§ 取り組む課題: 『ラブライブ!』の「みんな」について書かれた文章を、最後の文の後から書き継いでもらえますか?

§ 抜粋本文:

こづかい三万円の日々

40代の男がアニメ、映画、音楽などについて書いています。Twitter:@tegit

「みんな」とは誰か/『ラブライブ!』をめぐる人たちのことについて

 すごくめんどうくさい話をします。


 「みんなで叶える物語」。
 この言葉は、2010年、雑誌『電撃G's Magazine』に掲載された『ラブライブ!』の最初の記事の見出しとして用いられました。
 以来この言葉は、作品の中はもちろん、作品の外で、作品のテーマや、娯楽の商品としての特性が語られるときにも何度も何度も繰り返し口にされてきました。
 しかし、「みんな」とはいったい誰であったのでしょうか?


 μ'sの最初のシングルCD『僕らのLIVE 君とのLIFE』が当初数百枚しか売れなかった、というエピソードは有名です。その当時、「みんな」はそれしかいなかった。
 でもわたしは時々、その状況をうらやましく思います。その程度の少数であれば、「みんな」として一つになれたかもしれない、と。
 まだμ'sというグループ名すら存在しない段階で、あの9人の輝きを信じることのできた人々。まだメディア展開も少なく、雑誌誌上で公開されたキャラクター設定の要素も限られています。そのような状態なら、まだ『ラブライブ!』という作品は複雑な表情を見せていなかったでしょうし、受け取る側の受容の幅も狭くて済んだのではないか。
 本当のところはわかりません。でも、もしかしたら、ただ「『ラブライブ!』という作品が好き」というシンプルな共通項で繋がった「みんな」が存在しえたんじゃないか。憧れと寂しさとともに、わたしはそういうことを空想します。

§ 記録一覧:

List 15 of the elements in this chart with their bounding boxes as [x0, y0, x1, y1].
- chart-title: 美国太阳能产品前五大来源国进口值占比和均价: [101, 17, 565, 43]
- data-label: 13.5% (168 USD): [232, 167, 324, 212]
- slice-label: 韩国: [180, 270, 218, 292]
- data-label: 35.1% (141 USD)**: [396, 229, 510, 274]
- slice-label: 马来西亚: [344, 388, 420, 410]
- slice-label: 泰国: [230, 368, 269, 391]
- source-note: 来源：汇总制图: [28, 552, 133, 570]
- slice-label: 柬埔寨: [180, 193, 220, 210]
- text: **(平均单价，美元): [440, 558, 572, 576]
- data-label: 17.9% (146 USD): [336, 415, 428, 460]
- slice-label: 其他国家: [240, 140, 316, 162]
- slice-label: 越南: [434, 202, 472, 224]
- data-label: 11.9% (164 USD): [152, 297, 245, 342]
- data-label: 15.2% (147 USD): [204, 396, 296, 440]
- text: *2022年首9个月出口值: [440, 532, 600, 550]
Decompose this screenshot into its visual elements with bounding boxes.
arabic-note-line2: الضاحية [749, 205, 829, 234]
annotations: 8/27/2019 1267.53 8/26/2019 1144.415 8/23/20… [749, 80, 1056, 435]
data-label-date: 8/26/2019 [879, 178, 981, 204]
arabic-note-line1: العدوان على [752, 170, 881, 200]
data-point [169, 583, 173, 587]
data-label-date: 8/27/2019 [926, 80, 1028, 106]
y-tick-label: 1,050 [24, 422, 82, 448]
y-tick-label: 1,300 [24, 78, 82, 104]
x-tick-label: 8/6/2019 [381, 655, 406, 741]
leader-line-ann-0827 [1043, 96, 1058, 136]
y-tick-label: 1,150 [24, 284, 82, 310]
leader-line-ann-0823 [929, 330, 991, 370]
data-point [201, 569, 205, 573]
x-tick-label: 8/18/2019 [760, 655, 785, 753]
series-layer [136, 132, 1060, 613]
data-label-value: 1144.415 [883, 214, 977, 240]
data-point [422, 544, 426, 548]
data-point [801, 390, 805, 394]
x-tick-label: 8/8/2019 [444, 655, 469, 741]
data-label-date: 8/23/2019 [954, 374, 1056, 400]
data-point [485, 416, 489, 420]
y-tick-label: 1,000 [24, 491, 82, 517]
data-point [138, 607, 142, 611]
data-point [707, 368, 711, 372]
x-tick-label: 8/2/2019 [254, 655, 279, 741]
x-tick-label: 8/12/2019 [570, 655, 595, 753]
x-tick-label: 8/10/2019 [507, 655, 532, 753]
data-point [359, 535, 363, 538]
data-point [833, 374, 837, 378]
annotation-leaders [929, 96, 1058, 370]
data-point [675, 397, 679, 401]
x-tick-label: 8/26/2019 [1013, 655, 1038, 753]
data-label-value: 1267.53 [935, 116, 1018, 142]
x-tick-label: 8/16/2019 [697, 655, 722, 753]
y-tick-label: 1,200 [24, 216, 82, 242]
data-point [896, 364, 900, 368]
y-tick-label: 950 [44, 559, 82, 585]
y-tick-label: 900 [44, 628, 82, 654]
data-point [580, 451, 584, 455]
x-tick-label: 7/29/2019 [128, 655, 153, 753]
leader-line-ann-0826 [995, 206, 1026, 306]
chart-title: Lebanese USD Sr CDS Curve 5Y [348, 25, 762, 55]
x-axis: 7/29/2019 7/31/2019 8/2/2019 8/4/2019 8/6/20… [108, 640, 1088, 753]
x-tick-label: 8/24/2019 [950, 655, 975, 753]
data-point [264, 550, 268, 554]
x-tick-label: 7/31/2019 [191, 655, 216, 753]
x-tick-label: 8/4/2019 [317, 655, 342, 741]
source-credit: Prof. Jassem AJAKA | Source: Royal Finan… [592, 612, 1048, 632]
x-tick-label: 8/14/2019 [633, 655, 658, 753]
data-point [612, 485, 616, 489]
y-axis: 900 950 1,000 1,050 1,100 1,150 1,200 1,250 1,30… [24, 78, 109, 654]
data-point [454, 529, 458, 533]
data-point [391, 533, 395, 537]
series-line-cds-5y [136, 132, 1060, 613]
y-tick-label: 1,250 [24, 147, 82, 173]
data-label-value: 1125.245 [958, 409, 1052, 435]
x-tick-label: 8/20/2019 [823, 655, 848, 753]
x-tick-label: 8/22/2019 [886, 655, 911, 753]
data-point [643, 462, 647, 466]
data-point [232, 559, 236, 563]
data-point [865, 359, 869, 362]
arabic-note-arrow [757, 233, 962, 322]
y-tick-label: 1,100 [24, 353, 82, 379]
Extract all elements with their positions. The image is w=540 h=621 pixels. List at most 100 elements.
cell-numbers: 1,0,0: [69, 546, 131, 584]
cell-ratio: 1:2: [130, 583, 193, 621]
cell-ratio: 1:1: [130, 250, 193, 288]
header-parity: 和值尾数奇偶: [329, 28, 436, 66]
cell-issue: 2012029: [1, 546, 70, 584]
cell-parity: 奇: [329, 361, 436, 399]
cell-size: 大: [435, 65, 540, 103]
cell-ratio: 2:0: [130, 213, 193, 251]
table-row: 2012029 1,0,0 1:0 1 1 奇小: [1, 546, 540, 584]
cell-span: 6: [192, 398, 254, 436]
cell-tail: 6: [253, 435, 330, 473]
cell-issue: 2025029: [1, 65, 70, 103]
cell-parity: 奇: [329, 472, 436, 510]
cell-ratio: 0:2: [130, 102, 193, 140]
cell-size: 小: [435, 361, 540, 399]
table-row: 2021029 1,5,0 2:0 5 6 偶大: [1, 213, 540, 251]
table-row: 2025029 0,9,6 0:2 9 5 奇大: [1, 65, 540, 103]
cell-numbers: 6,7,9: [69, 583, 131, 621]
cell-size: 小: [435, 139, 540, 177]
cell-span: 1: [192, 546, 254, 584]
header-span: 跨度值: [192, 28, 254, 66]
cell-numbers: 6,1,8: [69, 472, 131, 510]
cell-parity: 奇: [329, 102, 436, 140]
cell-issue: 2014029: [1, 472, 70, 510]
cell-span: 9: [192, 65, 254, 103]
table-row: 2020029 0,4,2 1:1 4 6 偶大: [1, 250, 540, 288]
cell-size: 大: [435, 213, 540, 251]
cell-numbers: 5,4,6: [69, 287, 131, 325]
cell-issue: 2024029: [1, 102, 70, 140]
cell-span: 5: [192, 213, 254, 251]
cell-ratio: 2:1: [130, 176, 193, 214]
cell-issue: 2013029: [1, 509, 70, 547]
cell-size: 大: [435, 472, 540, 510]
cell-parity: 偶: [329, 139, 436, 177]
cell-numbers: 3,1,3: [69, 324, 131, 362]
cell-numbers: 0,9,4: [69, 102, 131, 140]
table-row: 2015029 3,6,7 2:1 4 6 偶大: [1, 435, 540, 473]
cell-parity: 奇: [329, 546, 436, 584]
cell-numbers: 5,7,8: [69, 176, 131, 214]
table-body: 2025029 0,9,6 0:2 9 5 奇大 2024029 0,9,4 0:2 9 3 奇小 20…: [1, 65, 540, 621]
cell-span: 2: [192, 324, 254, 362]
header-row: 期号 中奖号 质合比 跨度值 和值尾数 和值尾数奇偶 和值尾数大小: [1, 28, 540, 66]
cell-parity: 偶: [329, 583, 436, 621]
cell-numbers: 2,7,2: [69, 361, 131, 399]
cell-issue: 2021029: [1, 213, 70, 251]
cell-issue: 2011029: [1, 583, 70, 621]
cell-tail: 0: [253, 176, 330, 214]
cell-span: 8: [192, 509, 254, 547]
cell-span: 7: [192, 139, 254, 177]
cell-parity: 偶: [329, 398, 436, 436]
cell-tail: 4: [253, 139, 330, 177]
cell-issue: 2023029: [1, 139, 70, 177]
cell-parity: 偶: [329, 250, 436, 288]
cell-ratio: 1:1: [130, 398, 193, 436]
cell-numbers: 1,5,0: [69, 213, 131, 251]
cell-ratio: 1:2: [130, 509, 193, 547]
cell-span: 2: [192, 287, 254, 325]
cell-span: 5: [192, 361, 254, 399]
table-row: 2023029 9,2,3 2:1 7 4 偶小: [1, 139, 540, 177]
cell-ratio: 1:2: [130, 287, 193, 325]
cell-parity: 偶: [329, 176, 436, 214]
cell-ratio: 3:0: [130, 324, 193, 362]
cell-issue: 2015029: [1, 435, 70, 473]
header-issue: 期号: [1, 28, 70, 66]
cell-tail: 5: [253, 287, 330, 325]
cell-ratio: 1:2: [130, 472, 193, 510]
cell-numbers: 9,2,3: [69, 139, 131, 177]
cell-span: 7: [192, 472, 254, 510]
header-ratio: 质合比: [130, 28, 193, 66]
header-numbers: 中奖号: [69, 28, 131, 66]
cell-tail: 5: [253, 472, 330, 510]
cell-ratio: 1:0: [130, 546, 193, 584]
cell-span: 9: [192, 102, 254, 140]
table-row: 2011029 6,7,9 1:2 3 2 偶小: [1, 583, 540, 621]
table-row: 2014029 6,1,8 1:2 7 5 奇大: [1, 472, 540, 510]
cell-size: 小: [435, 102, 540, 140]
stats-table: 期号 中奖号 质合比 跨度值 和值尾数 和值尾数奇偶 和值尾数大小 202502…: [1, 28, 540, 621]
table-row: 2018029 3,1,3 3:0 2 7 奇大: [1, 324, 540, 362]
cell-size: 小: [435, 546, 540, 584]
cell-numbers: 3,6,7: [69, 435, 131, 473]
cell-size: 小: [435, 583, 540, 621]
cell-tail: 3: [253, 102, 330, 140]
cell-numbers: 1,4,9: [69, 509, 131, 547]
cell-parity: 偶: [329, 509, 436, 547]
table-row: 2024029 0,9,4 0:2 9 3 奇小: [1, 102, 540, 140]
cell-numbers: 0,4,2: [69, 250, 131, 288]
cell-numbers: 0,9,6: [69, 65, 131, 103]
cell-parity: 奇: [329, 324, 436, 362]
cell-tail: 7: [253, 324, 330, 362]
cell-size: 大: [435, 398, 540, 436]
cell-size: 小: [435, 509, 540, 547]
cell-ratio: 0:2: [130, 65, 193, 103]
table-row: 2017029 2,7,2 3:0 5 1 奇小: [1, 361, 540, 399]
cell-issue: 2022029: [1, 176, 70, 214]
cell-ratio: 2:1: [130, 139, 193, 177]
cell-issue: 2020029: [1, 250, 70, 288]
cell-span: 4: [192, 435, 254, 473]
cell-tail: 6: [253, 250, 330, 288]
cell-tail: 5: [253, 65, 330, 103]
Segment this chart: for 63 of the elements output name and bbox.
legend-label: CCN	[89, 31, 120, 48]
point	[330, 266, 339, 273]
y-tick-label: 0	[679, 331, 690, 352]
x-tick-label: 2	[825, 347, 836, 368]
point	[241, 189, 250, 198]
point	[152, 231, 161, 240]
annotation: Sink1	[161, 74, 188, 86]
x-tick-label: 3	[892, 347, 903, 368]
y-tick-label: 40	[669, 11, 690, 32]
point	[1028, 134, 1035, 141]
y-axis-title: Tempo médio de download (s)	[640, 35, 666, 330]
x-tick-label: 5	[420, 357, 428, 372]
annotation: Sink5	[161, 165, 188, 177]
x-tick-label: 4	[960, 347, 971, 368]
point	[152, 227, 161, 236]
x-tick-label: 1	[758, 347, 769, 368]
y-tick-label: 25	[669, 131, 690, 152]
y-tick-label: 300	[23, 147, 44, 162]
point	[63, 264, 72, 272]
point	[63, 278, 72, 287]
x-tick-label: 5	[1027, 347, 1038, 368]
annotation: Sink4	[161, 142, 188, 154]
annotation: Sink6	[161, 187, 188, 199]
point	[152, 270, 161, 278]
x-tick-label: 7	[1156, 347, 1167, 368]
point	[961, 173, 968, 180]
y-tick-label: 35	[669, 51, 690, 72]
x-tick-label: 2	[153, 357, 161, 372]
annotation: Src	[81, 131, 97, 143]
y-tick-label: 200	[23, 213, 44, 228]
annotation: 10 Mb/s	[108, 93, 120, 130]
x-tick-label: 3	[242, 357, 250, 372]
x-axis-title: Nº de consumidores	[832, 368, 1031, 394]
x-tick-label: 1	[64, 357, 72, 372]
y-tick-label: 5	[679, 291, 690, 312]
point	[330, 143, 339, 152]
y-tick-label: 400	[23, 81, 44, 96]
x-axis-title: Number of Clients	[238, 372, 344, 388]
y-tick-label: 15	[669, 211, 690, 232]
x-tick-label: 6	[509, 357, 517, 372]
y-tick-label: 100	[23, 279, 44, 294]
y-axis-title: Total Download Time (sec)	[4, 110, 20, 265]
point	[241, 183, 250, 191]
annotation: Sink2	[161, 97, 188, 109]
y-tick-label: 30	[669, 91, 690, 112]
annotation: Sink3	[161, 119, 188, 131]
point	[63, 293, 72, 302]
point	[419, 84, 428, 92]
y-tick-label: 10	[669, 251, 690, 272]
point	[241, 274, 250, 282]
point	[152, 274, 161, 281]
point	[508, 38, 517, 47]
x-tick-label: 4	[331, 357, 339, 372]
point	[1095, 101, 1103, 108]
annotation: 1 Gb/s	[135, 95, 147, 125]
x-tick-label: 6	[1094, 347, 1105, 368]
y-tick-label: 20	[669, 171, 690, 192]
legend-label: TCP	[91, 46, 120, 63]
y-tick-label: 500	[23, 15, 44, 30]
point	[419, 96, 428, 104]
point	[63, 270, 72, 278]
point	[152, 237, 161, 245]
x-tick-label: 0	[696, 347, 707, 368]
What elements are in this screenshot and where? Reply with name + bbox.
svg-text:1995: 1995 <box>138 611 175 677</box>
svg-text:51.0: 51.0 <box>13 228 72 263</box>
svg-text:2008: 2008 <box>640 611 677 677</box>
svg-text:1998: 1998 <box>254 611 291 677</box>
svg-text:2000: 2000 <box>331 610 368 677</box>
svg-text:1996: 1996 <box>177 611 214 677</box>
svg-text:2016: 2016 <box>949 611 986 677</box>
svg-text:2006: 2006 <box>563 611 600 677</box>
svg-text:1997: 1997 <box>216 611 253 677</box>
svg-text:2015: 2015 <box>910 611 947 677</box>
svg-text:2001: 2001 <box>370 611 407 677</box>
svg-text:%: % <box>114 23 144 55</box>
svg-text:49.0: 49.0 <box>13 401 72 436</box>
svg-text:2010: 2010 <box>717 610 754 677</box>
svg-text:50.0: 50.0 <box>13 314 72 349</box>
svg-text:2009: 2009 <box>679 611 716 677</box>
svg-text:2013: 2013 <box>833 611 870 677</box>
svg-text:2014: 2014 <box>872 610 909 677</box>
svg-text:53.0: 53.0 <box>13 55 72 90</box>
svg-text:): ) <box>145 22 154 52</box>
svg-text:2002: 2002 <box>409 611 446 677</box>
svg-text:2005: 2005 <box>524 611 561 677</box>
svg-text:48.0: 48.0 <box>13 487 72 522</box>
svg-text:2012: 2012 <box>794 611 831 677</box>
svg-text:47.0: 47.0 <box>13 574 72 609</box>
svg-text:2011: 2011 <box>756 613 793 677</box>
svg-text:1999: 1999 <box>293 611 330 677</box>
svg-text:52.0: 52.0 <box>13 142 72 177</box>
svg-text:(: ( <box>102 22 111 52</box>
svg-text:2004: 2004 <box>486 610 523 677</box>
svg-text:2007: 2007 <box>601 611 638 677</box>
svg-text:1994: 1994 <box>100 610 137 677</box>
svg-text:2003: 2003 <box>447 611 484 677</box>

§ 課題への解答:
 『ラブライブ!』のアニメが放映されたのは、雑誌掲載から二年以上の時間を経た2013年のことでした。
 恐らくは、ここで最初のおおきな「みんな」の分裂が起きた。雑誌誌上で公野櫻子の筆によって描かれてきたμ'sと、アニメで京極尚彦が描いたμ'sとの二つのμ'sが生じることになったからです。
 両方のμ'sを受け入れる人、公野版しか受け入れられない人、京極版しか知らない人…。
 そして同年、ゲーム『スクールアイドルフェスティバル』(スクフェス)の配信が始まります。『ラブライブ!』の本格的なメディアミックスの展開です。アニメから入った人、ゲームから入った人、色々な入り口から『ラブライブ!』に触れる人が生じていった*1

 それでも2013年はまだ『ラブライブ!』というコンテンツ全体が、成長途中の段階にあったように思います。アニメ放映中に秋葉原でゲリラライブを開催するなど、アグレッシブにファンを獲得していく、話題を作っていこうとする雰囲気があった。ライブも一年に二度行われています。作り手たちが逆境を乗り越えようと奮闘し、熱心なファンが口コミでその魅力を伝えていく、そういう「みんな」の一体感があったのではないか。


 そして2014年。さいたまスーパーアリーナで4回目のライブが開催されます。稀にみる悪天候のなかライブが開催され、それでもつめかけるラブライバーたちの様子が大きな話題になった。
 あの、関東が雪に覆われた週末、わたしは映画館に『アイドルマスター』を観に行っていました。同じ劇場で、μ'sのライブのライブビューイングが行われていた。すっからかんになったグッズ売り場を見て、「うわ、すげえなライバーはww」というような、呆れと尊敬と嘲笑のまざった感想を口にした記憶があります。嘲笑されるべきは、当時何度も『ラブライブ!』という作品に触れうる機会を持ちながらも見逃し続けていたわたし自身だったのですが。


 話がそれました。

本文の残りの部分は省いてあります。